(Saved entries)
<<<<

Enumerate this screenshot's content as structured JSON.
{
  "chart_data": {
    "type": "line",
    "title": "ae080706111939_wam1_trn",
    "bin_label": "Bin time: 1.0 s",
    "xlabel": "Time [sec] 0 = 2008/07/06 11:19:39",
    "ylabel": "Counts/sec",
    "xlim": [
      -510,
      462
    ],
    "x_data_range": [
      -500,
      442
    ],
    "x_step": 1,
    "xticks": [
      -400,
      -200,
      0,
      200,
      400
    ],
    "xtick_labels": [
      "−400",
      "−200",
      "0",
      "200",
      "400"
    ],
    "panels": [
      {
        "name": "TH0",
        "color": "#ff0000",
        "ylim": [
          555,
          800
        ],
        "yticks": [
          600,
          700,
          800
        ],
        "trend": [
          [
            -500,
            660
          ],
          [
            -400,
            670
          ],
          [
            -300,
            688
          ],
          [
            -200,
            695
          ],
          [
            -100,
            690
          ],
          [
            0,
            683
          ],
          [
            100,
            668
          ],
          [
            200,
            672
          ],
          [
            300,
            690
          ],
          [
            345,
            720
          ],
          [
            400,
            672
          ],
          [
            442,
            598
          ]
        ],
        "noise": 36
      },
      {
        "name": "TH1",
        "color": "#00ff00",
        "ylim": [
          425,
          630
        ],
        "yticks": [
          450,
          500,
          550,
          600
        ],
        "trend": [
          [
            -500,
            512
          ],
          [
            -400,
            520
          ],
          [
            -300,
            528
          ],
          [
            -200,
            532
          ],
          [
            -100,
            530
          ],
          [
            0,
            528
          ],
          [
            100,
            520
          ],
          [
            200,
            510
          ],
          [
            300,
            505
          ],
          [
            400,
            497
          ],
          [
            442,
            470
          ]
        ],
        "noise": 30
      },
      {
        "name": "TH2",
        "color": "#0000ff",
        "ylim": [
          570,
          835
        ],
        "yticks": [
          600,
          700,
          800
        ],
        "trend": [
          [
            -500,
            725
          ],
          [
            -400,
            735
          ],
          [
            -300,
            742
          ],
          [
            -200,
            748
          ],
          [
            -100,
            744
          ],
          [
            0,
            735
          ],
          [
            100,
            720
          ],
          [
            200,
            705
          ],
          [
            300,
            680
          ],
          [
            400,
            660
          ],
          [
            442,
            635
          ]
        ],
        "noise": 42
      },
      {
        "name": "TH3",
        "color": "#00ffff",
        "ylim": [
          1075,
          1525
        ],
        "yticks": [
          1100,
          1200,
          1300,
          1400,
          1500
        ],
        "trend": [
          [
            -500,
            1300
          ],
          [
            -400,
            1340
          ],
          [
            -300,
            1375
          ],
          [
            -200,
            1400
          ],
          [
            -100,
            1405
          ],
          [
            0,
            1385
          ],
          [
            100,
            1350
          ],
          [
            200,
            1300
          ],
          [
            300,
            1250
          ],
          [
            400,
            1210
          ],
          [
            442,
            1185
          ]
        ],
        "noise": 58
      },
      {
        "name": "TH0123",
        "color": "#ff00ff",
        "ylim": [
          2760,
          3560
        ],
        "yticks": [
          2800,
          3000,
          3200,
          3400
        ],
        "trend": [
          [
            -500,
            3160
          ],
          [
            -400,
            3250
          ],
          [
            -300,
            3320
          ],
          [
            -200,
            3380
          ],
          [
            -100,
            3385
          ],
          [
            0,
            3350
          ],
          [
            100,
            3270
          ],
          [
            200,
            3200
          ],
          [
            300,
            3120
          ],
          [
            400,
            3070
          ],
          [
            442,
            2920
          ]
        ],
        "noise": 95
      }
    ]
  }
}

>>>>

* [Exercise description]
Quote all the records exactly, please, leaving none out.

* [Task answer]
Enumerate this screenshot's content as structured JSON.
{
  "chart_data": {
    "type": "line",
    "title": "ae080706111939_wam1_trn",
    "bin_label": "Bin time: 1.0 s",
    "xlabel": "Time [sec] 0 = 2008/07/06 11:19:39",
    "ylabel": "Counts/sec",
    "xlim": [
      -510,
      462
    ],
    "x_data_range": [
      -500,
      442
    ],
    "x_step": 1,
    "xticks": [
      -400,
      -200,
      0,
      200,
      400
    ],
    "xtick_labels": [
      "−400",
      "−200",
      "0",
      "200",
      "400"
    ],
    "panels": [
      {
        "name": "TH0",
        "color": "#ff0000",
        "ylim": [
          555,
          800
        ],
        "yticks": [
          600,
          700,
          800
        ],
        "trend": [
          [
            -500,
            660
          ],
          [
            -400,
            670
          ],
          [
            -300,
            688
          ],
          [
            -200,
            695
          ],
          [
            -100,
            690
          ],
          [
            0,
            683
          ],
          [
            100,
            668
          ],
          [
            200,
            672
          ],
          [
            300,
            690
          ],
          [
            345,
            720
          ],
          [
            400,
            672
          ],
          [
            442,
            598
          ]
        ],
        "noise": 36
      },
      {
        "name": "TH1",
        "color": "#00ff00",
        "ylim": [
          425,
          630
        ],
        "yticks": [
          450,
          500,
          550,
          600
        ],
        "trend": [
          [
            -500,
            512
          ],
          [
            -400,
            520
          ],
          [
            -300,
            528
          ],
          [
            -200,
            532
          ],
          [
            -100,
            530
          ],
          [
            0,
            528
          ],
          [
            100,
            520
          ],
          [
            200,
            510
          ],
          [
            300,
            505
          ],
          [
            400,
            497
          ],
          [
            442,
            470
          ]
        ],
        "noise": 30
      },
      {
        "name": "TH2",
        "color": "#0000ff",
        "ylim": [
          570,
          835
        ],
        "yticks": [
          600,
          700,
          800
        ],
        "trend": [
          [
            -500,
            725
          ],
          [
            -400,
            735
          ],
          [
            -300,
            742
          ],
          [
            -200,
            748
          ],
          [
            -100,
            744
          ],
          [
            0,
            735
          ],
          [
            100,
            720
          ],
          [
            200,
            705
          ],
          [
            300,
            680
          ],
          [
            400,
            660
          ],
          [
            442,
            635
          ]
        ],
        "noise": 42
      },
      {
        "name": "TH3",
        "color": "#00ffff",
        "ylim": [
          1075,
          1525
        ],
        "yticks": [
          1100,
          1200,
          1300,
          1400,
          1500
        ],
        "trend": [
          [
            -500,
            1300
          ],
          [
            -400,
            1340
          ],
          [
            -300,
            1375
          ],
          [
            -200,
            1400
          ],
          [
            -100,
            1405
          ],
          [
            0,
            1385
          ],
          [
            100,
            1350
          ],
          [
            200,
            1300
          ],
          [
            300,
            1250
          ],
          [
            400,
            1210
          ],
          [
            442,
            1185
          ]
        ],
        "noise": 58
      },
      {
        "name": "TH0123",
        "color": "#ff00ff",
        "ylim": [
          2760,
          3560
        ],
        "yticks": [
          2800,
          3000,
          3200,
          3400
        ],
        "trend": [
          [
            -500,
            3160
          ],
          [
            -400,
            3250
          ],
          [
            -300,
            3320
          ],
          [
            -200,
            3380
          ],
          [
            -100,
            3385
          ],
          [
            0,
            3350
          ],
          [
            100,
            3270
          ],
          [
            200,
            3200
          ],
          [
            300,
            3120
          ],
          [
            400,
            3070
          ],
          [
            442,
            2920
          ]
        ],
        "noise": 95
      }
    ]
  }
}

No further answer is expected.